PROVIDED PASSAGE
Week 7: Low-Fidelity Prototyping

Elise Colbert
Made by Many NYC Internship
3 min readJul 15, 2016
Conducting user testing over Google Hangouts (Photo by Adam Brodowski).

Design for Testing

Last week we decided to pursue our sketch of a disappearing journal into a semi-interactive prototype. This week was all about figuring out what we wanted to test next. We came up with a few key hypotheses of statements we believed to be true based on our user research and testing the paper prototypes. The point of this exercise is to determine what information we want to prove during our next round of testing.

  1. People prefer to reflect daily instead of only after hard situations.
  2. People prefer to exert low effort even if the benefits may be less valuable.
  3. People prefer to use products with validated sources.
  4. People prefer their journal entries to be ephemeral rather than permanent.
  5. People want to track their mental health progress.
  6. People with anxiety want to share their experiences with other users.

Visual layout records
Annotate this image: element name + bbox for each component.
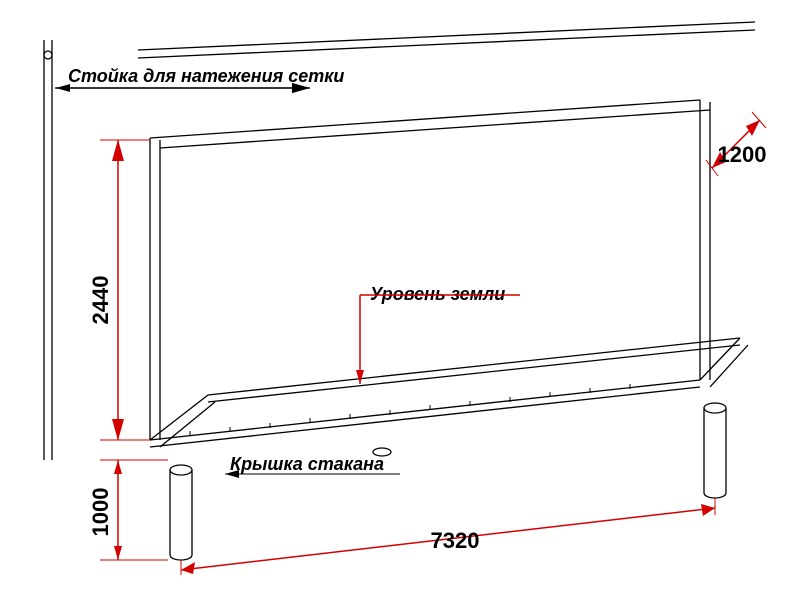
krysh-arrow [390,453,398,465]
actual-cup-arrow [394,452,400,465]
label-ground-level-text: Уровень земли [370,284,505,304]
label-cup-cover: Крышка стакана [230,452,400,474]
dim-7320: 7320 [181,498,715,575]
foundation-cylinder-right [704,403,726,498]
dim-1200-text: 1200 [718,142,767,167]
dim-2440: 2440 [88,140,150,440]
CUP-ARROW [392,452,402,464]
dim-1000: 1000 [88,460,168,560]
label-net-post-text: Стойка для натежения сетки [68,66,344,86]
diagram-canvas: Стойка для натежения сетки Уровень земли… [0,0,800,600]
dim-1200: 1200 [706,112,766,176]
arrow-cup-cover [392,453,398,464]
cupcover [393,453,400,465]
dim-2440-text: 2440 [88,276,113,325]
final-cup-arrow [390,452,398,464]
lbl-cup-arrow [390,453,398,465]
leader-cup-cover [392,453,398,465]
net-tension-post [44,40,52,460]
cup-cover-arrow-visible [392,453,398,465]
label-net-post: Стойка для натежения сетки [55,66,344,88]
dim-1000-text: 1000 [88,488,113,537]
cup-cover-pointer [395,454,400,464]
dim-7320-text: 7320 [431,528,480,553]
label-ground-level: Уровень земли [356,284,520,384]
foundation-cylinder-left [170,465,192,560]
label-cup-cover-text: Крышка стакана [230,454,384,474]
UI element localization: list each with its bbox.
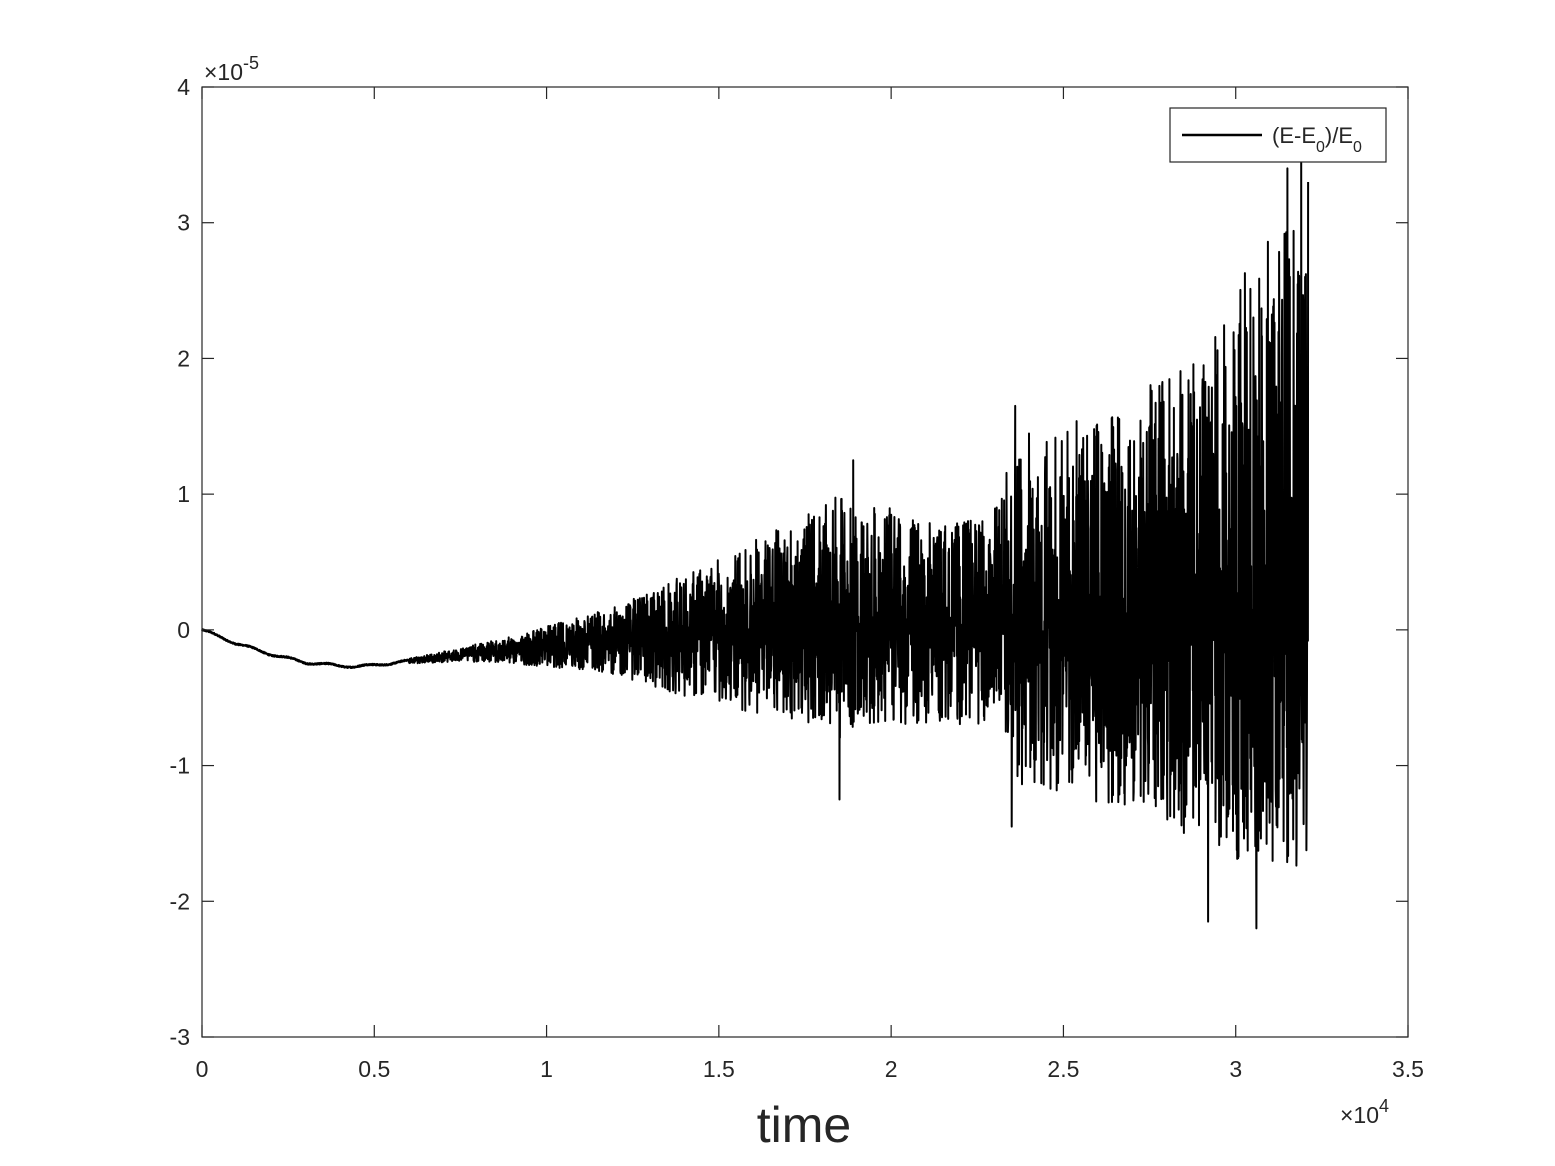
y-tick-label: 0 xyxy=(177,617,190,643)
y-tick-label: -2 xyxy=(170,888,190,914)
y-tick-label: 4 xyxy=(177,74,190,100)
x-multiplier-base: ×10 xyxy=(1340,1102,1379,1128)
y-tick-label: 1 xyxy=(177,481,190,507)
y-multiplier-label: ×10-5 xyxy=(204,53,259,85)
x-tick-label: 0 xyxy=(196,1056,209,1082)
series-line-energy-error xyxy=(201,160,1310,930)
x-multiplier-exponent: 4 xyxy=(1379,1096,1389,1116)
x-tick-label: 2 xyxy=(885,1056,898,1082)
y-tick-label: 2 xyxy=(177,345,190,371)
y-tick-label: -1 xyxy=(170,753,190,779)
legend-sub1: 0 xyxy=(1316,139,1325,156)
series-layer xyxy=(201,160,1310,930)
ticks-layer: 0 0.5 1 1.5 2 2.5 3 3.5 -3 -2 -1 0 1 2 3 4 xyxy=(170,74,1424,1082)
x-tick-label: 2.5 xyxy=(1047,1056,1079,1082)
plot-area-box xyxy=(201,86,1409,1038)
y-tick-label: 3 xyxy=(177,210,190,236)
x-axis-title: time xyxy=(757,1097,851,1153)
axes-layer xyxy=(201,86,1409,1038)
x-tick-label: 3 xyxy=(1229,1056,1242,1082)
y-multiplier-base: ×10 xyxy=(204,59,243,85)
y-multiplier-exponent: -5 xyxy=(243,53,259,73)
legend-text-part1: (E-E xyxy=(1272,123,1316,148)
legend: (E-E0)/E0 xyxy=(1169,107,1387,163)
legend-sub2: 0 xyxy=(1353,139,1362,156)
x-tick-label: 1.5 xyxy=(703,1056,735,1082)
x-tick-label: 1 xyxy=(540,1056,553,1082)
y-tick-label: -3 xyxy=(170,1024,190,1050)
legend-text-part2: )/E xyxy=(1325,123,1353,148)
x-multiplier-label: ×104 xyxy=(1340,1096,1389,1128)
legend-label: (E-E0)/E0 xyxy=(1272,123,1362,156)
x-tick-label: 3.5 xyxy=(1392,1056,1424,1082)
x-tick-label: 0.5 xyxy=(358,1056,390,1082)
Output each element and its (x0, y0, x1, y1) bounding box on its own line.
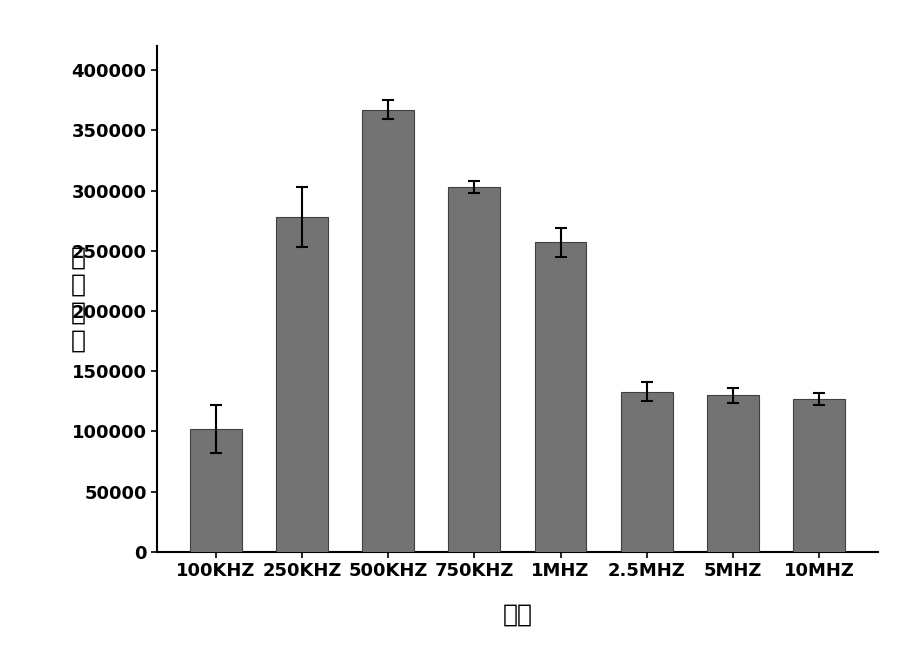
Bar (535, 242, 587, 552)
Bar (707, 396, 759, 552)
Bar (189, 429, 241, 552)
Text: 荺
光
强
度: 荺 光 强 度 (70, 245, 85, 353)
Text: 频率: 频率 (503, 602, 532, 627)
Bar (276, 217, 328, 552)
Bar (362, 110, 414, 552)
Bar (621, 392, 673, 552)
Bar (448, 187, 500, 552)
Bar (794, 399, 845, 552)
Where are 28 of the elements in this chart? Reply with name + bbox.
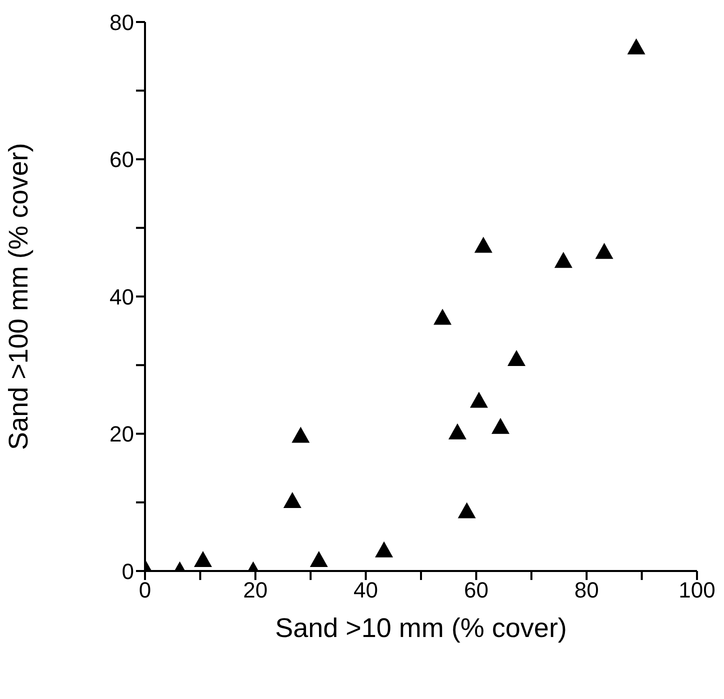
- point: [194, 551, 212, 568]
- x-tick-label: 80: [574, 578, 599, 603]
- x-tick-label: 100: [678, 578, 716, 603]
- y-tick-label: 60: [110, 147, 134, 172]
- x-tick-label: 60: [464, 578, 488, 603]
- point: [434, 308, 452, 325]
- point: [448, 423, 466, 440]
- point: [491, 418, 510, 434]
- point: [507, 350, 526, 366]
- point: [595, 242, 614, 259]
- x-tick-label: 20: [243, 578, 268, 603]
- y-tick-label: 0: [122, 558, 134, 584]
- point: [458, 502, 476, 518]
- point: [554, 252, 572, 268]
- x-axis-title: Sand >10 mm (% cover): [275, 613, 567, 643]
- y-tick-label: 20: [110, 422, 134, 447]
- y-tick-label: 40: [110, 284, 134, 310]
- y-tick-label: 80: [110, 10, 134, 35]
- point: [627, 38, 646, 54]
- y-axis-title: Sand >100 mm (% cover): [4, 143, 34, 450]
- point: [375, 541, 394, 558]
- x-tick-label: 0: [138, 578, 152, 603]
- point: [292, 426, 310, 443]
- x-tick-label: 40: [354, 578, 378, 603]
- point: [474, 236, 492, 253]
- point: [310, 551, 328, 568]
- point: [470, 392, 488, 408]
- point: [283, 492, 302, 508]
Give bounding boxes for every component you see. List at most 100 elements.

STATED GOAL
Write out the entire post on low-fidelity prototyping, word for word.

TASK ANSWER
Week 7: Low-Fidelity Prototyping

Elise Colbert
Made by Many NYC Internship
3 min readJul 15, 2016
Conducting user testing over Google Hangouts (Photo by Adam Brodowski).

Design for Testing

Last week we decided to pursue our sketch of a disappearing journal into a semi-interactive prototype. This week was all about figuring out what we wanted to test next. We came up with a few key hypotheses of statements we believed to be true based on our user research and testing the paper prototypes. The point of this exercise is to determine what information we want to prove during our next round of testing.

  1. People prefer to reflect daily instead of only after hard situations.
  2. People prefer to exert low effort even if the benefits may be less valuable.
  3. People prefer to use products with validated sources.
  4. People prefer their journal entries to be ephemeral rather than permanent.
  5. People want to track their mental health progress.
  6. People with anxiety want to share their experiences with other users.